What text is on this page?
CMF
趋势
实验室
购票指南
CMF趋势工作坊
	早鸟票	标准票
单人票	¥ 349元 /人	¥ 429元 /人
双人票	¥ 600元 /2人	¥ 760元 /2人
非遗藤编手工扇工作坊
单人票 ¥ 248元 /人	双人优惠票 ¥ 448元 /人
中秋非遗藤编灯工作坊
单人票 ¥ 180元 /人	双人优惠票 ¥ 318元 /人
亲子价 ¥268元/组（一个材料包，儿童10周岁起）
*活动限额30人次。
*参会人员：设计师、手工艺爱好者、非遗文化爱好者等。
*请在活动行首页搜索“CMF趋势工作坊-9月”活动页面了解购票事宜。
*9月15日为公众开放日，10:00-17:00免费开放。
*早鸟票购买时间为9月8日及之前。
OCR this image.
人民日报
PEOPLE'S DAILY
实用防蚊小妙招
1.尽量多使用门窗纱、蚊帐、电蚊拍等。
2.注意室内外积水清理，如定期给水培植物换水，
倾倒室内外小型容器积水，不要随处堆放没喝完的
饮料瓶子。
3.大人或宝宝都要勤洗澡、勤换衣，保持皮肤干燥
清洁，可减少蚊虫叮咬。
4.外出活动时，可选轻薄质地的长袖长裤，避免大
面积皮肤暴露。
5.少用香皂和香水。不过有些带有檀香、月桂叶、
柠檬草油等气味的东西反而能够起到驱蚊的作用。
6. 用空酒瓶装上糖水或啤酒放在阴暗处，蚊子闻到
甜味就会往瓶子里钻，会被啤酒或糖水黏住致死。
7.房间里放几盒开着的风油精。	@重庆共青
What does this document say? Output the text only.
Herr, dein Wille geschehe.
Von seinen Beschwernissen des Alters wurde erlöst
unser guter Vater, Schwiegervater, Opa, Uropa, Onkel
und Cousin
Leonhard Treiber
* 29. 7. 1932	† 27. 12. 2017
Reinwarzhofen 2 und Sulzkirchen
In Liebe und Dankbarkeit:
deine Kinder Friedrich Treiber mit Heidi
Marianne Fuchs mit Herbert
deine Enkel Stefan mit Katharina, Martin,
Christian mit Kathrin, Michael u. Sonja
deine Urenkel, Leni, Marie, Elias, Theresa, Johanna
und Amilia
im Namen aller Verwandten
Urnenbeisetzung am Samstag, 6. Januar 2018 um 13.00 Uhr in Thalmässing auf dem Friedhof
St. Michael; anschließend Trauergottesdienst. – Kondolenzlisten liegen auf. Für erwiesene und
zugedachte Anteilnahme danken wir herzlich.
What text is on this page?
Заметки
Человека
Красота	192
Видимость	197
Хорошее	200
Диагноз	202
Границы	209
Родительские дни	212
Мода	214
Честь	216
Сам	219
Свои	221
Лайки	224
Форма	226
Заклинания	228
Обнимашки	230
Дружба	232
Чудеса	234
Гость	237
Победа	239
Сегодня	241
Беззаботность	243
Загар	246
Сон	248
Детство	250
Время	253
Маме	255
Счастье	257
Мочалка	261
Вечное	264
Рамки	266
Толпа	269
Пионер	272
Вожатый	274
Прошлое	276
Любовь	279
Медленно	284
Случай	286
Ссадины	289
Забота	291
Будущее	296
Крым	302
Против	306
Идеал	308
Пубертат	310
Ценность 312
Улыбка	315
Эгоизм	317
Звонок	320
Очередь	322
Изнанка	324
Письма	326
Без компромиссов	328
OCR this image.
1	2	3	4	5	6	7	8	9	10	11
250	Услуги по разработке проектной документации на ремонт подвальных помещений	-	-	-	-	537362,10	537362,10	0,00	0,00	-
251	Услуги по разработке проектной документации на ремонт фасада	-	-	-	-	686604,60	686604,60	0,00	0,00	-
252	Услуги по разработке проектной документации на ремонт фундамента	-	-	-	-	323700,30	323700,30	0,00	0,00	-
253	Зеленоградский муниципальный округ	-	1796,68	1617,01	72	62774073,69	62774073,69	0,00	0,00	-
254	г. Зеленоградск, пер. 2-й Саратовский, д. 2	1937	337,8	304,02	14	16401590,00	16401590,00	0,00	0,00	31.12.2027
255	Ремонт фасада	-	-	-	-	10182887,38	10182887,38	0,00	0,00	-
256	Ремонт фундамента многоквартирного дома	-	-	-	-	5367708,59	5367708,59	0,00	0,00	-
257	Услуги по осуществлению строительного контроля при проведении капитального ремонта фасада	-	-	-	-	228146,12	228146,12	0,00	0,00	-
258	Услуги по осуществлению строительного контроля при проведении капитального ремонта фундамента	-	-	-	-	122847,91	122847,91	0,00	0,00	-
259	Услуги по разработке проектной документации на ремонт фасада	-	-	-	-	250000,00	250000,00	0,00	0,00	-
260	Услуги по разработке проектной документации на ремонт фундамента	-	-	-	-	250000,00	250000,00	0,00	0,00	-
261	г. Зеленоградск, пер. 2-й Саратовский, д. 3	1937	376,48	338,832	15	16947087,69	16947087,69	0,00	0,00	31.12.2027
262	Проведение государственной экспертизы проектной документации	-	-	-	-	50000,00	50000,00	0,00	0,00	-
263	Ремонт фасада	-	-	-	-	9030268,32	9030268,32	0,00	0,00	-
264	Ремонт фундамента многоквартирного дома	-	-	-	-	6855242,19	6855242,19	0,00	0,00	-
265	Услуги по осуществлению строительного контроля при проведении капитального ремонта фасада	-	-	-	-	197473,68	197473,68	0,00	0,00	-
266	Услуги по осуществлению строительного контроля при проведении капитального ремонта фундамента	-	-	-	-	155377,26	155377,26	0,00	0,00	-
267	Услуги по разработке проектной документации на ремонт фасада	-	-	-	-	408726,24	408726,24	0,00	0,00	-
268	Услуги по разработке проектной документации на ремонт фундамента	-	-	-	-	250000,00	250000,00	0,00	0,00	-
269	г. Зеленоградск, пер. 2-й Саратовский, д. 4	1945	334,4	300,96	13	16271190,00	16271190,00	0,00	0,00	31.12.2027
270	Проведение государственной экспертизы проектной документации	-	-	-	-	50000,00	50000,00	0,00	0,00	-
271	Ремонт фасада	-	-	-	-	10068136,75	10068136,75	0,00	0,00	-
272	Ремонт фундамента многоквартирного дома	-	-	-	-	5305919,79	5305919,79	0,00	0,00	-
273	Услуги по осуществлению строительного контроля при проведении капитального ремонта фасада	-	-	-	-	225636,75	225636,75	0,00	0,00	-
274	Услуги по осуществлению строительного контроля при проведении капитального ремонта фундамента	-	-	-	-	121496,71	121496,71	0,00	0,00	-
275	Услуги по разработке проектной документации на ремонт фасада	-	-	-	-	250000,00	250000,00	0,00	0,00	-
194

··········

AIM OF THE EXERCISE :: Scan the listing above. Collect all lines with the word "фасада".

FULL SOLUTION ::
251	Услуги по разработке проектной документации на ремонт фасада	-	-	-	-	686604,60	686604,60	0,00	0,00	-
255	Ремонт фасада	-	-	-	-	10182887,38	10182887,38	0,00	0,00	-
257	Услуги по осуществлению строительного контроля при проведении капитального ремонта фасада	-	-	-	-	228146,12	228146,12	0,00	0,00	-
259	Услуги по разработке проектной документации на ремонт фасада	-	-	-	-	250000,00	250000,00	0,00	0,00	-
263	Ремонт фасада	-	-	-	-	9030268,32	9030268,32	0,00	0,00	-
265	Услуги по осуществлению строительного контроля при проведении капитального ремонта фасада	-	-	-	-	197473,68	197473,68	0,00	0,00	-
267	Услуги по разработке проектной документации на ремонт фасада	-	-	-	-	408726,24	408726,24	0,00	0,00	-
271	Ремонт фасада	-	-	-	-	10068136,75	10068136,75	0,00	0,00	-
273	Услуги по осуществлению строительного контроля при проведении капитального ремонта фасада	-	-	-	-	225636,75	225636,75	0,00	0,00	-
275	Услуги по разработке проектной документации на ремонт фасада	-	-	-	-	250000,00	250000,00	0,00	0,00	-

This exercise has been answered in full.